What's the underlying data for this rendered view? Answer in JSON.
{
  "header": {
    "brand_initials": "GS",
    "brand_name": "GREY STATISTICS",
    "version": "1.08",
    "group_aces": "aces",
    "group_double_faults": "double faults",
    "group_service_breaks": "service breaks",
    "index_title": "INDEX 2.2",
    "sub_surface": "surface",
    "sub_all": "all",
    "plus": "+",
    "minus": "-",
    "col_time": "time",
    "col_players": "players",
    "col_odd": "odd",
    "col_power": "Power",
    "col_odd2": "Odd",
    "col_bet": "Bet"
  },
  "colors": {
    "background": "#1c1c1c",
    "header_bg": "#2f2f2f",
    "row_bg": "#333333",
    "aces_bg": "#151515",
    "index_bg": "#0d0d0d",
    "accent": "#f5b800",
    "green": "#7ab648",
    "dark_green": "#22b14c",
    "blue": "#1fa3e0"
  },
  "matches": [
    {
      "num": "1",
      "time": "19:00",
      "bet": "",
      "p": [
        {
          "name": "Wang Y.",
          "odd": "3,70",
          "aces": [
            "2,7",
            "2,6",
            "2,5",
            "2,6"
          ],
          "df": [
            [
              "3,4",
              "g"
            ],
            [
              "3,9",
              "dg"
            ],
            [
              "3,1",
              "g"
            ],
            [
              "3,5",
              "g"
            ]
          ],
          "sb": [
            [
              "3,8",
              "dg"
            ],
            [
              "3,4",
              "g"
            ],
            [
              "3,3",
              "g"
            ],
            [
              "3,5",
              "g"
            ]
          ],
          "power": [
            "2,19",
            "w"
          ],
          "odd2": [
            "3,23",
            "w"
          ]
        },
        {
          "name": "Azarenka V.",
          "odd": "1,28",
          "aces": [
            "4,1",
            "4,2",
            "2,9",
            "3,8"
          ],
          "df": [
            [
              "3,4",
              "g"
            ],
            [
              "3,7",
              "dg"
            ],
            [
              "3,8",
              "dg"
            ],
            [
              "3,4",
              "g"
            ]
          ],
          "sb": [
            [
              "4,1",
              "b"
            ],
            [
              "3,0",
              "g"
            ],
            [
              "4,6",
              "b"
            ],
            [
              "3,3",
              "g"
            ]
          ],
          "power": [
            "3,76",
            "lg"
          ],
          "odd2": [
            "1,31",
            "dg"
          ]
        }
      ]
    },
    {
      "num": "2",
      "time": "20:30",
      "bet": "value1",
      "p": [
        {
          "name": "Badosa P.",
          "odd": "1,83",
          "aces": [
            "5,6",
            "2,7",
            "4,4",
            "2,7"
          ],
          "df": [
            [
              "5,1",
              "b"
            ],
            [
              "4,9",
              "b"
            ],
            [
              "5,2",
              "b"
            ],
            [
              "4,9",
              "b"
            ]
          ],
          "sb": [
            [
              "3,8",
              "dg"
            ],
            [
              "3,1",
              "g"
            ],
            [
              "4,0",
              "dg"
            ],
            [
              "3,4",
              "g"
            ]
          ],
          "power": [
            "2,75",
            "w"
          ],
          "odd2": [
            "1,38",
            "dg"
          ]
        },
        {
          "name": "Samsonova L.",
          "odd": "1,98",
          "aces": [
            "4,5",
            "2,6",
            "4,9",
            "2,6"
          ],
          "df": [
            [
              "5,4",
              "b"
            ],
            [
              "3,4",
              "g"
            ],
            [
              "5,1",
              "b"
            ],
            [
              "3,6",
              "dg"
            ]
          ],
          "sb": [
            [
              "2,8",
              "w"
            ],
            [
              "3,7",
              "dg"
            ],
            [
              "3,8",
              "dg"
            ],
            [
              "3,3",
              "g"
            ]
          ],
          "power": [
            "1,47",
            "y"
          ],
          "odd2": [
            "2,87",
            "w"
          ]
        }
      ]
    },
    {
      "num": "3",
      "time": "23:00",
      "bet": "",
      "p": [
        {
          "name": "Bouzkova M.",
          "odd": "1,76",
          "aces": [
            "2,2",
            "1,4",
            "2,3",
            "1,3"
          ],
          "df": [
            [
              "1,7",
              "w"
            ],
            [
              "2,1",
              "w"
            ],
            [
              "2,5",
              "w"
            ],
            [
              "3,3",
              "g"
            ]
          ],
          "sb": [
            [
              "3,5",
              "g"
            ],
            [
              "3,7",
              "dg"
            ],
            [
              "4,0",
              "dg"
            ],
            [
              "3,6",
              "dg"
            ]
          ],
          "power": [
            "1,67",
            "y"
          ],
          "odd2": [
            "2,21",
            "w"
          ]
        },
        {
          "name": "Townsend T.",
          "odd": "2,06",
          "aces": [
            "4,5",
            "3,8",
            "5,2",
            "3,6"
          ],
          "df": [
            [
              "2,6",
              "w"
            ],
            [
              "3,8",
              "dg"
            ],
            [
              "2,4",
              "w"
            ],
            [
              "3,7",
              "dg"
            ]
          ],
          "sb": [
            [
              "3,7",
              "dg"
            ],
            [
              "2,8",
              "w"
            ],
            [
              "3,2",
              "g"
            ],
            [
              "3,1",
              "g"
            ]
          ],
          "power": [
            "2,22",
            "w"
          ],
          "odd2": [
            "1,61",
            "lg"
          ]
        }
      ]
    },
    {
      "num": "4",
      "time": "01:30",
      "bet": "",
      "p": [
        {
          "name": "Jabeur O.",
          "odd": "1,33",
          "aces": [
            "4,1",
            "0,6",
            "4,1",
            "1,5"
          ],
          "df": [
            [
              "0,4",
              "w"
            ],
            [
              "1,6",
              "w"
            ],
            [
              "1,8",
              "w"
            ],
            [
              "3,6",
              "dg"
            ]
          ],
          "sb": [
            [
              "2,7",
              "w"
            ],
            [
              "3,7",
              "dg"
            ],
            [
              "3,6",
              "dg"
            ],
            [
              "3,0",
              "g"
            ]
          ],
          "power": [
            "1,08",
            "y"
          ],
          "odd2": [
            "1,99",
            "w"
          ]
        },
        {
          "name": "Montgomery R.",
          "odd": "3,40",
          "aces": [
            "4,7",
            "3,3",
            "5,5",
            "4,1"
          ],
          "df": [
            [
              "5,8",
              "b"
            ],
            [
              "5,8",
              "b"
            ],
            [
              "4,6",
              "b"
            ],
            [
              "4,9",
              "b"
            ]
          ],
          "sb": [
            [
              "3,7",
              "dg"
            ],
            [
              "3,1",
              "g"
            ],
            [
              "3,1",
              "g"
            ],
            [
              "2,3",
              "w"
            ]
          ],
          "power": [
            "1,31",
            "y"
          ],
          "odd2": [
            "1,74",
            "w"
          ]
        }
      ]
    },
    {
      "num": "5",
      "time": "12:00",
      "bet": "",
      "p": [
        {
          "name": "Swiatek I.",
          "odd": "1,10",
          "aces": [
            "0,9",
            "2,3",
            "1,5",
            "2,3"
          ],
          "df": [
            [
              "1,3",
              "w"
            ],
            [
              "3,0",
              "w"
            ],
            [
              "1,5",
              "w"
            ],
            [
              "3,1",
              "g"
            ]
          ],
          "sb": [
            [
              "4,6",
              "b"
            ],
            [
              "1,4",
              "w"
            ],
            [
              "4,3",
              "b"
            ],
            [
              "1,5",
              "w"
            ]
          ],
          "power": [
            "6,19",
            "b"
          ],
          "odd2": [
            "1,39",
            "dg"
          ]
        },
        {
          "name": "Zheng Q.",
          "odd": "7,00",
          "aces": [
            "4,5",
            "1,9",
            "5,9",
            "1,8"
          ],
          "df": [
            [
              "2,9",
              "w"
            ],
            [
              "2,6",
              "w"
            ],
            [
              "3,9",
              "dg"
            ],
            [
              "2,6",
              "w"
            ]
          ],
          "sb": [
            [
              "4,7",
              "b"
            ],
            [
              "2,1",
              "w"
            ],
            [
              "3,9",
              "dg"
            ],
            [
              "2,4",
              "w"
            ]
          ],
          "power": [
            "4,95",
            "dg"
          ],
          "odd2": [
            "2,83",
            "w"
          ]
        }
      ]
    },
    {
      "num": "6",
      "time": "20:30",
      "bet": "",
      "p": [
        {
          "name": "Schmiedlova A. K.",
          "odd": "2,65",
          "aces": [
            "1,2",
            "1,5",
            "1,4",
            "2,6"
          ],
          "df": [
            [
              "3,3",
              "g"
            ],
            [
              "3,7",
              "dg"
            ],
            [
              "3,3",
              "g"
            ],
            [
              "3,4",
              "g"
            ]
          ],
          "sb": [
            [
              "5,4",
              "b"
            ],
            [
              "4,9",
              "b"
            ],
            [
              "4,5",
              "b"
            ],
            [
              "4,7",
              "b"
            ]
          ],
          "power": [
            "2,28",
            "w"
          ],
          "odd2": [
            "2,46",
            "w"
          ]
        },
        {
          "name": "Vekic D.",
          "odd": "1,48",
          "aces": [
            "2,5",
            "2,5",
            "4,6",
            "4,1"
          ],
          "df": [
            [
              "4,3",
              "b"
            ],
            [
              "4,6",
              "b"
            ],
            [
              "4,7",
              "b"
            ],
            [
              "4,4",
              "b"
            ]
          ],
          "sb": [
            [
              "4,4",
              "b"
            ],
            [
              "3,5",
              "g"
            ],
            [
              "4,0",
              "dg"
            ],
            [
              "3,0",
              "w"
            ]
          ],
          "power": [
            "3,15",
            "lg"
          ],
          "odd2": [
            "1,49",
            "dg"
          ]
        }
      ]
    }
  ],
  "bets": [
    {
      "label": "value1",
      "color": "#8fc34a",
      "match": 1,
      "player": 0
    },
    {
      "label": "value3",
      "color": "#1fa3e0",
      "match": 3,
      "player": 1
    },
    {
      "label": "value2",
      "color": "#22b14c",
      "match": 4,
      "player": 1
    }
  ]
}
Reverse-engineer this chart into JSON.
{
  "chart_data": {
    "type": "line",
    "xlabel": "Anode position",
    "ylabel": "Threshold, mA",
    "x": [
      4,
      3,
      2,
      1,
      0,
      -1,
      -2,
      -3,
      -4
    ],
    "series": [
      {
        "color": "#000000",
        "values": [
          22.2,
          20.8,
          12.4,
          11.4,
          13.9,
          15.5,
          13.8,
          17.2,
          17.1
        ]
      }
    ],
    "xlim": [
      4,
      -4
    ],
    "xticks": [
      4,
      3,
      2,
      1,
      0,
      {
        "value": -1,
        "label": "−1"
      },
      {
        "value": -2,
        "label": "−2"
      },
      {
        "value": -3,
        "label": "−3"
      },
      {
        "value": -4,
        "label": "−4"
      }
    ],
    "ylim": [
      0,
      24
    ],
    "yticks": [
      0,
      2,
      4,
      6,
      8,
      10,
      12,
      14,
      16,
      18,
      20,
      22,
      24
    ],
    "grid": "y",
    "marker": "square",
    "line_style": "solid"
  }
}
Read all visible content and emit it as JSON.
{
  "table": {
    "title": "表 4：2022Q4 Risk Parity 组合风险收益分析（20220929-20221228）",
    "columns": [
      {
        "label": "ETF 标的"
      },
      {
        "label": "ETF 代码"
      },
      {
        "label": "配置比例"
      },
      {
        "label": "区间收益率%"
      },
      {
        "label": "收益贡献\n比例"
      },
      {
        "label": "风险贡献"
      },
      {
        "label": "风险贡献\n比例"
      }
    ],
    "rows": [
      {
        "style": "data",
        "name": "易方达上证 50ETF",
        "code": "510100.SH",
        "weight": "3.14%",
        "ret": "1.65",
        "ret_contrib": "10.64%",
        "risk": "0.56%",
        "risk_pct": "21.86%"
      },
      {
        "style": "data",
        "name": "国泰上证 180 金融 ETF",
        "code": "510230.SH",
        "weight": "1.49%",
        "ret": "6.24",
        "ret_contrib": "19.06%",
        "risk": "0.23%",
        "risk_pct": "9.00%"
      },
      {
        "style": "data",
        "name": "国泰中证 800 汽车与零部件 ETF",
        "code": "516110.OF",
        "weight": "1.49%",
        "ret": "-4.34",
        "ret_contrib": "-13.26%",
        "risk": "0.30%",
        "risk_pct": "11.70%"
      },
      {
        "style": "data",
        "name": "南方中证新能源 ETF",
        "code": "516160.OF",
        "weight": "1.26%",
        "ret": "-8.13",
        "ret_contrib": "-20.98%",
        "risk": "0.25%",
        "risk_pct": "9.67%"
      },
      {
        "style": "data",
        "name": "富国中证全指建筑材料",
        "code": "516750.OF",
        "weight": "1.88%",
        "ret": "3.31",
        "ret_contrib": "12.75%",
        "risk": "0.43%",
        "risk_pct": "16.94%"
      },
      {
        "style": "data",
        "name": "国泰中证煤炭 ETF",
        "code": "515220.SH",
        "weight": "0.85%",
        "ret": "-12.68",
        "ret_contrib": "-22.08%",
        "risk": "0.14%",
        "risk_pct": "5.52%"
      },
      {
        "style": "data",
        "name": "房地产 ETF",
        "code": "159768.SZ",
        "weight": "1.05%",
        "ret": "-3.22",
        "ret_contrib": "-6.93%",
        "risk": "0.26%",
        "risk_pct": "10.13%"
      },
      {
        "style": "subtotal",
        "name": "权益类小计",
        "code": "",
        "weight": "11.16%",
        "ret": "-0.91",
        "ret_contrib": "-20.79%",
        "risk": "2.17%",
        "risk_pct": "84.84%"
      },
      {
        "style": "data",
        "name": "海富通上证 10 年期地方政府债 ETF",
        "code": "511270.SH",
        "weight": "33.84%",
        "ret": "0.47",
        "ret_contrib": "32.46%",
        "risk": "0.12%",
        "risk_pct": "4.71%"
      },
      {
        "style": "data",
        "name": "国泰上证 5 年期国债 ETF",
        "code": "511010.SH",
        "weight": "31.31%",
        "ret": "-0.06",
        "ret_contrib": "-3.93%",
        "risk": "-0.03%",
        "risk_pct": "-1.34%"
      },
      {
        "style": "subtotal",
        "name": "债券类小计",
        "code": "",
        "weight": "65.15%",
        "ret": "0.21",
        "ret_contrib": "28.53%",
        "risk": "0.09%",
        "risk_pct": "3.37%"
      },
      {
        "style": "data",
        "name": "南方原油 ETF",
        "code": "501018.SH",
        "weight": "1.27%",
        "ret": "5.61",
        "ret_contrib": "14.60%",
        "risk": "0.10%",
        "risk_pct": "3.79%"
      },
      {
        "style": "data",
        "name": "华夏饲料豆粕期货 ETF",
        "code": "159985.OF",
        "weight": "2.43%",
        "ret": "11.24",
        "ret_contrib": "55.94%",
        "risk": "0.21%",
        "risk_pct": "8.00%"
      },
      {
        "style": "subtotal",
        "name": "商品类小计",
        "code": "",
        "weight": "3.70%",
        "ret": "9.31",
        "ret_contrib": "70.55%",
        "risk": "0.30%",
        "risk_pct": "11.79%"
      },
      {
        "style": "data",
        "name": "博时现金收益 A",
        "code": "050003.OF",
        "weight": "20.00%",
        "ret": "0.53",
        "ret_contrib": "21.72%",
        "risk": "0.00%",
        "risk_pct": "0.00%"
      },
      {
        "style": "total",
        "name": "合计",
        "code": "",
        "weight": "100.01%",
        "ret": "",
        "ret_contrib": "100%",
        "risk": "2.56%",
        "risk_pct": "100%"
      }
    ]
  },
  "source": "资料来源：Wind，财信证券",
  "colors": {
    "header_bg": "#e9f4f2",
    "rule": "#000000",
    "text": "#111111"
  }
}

++++++++++

• WHAT TO DO:
Look through the material above and pick out each line holding the word "国泰上证".

• FINISHED EXERCISE:
        "name": "国泰上证 180 金融 ETF",
        "name": "国泰上证 5 年期国债 ETF",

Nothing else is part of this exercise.